Return a copy of every line in the records that includes the word "title".

■ Given entries:
·····

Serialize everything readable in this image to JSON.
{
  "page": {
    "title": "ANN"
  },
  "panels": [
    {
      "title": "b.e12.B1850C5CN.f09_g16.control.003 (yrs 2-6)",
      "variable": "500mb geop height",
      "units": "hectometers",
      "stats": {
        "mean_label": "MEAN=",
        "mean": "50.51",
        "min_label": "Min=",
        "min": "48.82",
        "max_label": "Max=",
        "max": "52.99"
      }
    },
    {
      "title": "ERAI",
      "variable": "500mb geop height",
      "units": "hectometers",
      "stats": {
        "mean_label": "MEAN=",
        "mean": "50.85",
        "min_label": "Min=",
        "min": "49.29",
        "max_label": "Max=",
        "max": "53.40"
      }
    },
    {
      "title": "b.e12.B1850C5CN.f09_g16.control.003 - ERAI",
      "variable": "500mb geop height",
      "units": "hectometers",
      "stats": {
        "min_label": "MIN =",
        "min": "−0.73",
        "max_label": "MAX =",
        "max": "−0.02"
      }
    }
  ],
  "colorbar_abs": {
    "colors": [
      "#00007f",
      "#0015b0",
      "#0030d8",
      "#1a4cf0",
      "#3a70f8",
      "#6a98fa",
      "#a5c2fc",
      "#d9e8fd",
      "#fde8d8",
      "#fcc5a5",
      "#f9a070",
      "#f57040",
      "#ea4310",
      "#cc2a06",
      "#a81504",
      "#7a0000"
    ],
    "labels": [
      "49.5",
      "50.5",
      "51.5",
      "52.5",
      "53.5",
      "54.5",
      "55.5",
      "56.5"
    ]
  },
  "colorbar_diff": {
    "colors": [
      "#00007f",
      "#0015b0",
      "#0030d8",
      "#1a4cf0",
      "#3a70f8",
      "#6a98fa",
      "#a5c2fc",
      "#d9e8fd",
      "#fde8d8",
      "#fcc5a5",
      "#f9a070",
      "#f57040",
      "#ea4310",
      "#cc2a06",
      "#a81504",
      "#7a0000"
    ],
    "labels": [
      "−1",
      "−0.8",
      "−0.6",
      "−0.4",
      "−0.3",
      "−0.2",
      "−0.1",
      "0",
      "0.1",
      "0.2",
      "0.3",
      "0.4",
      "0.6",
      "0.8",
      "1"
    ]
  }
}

·····

■ Task answer:
    "title": "ANN"
      "title": "b.e12.B1850C5CN.f09_g16.control.003 (yrs 2-6)",
      "title": "ERAI",
      "title": "b.e12.B1850C5CN.f09_g16.control.003 - ERAI",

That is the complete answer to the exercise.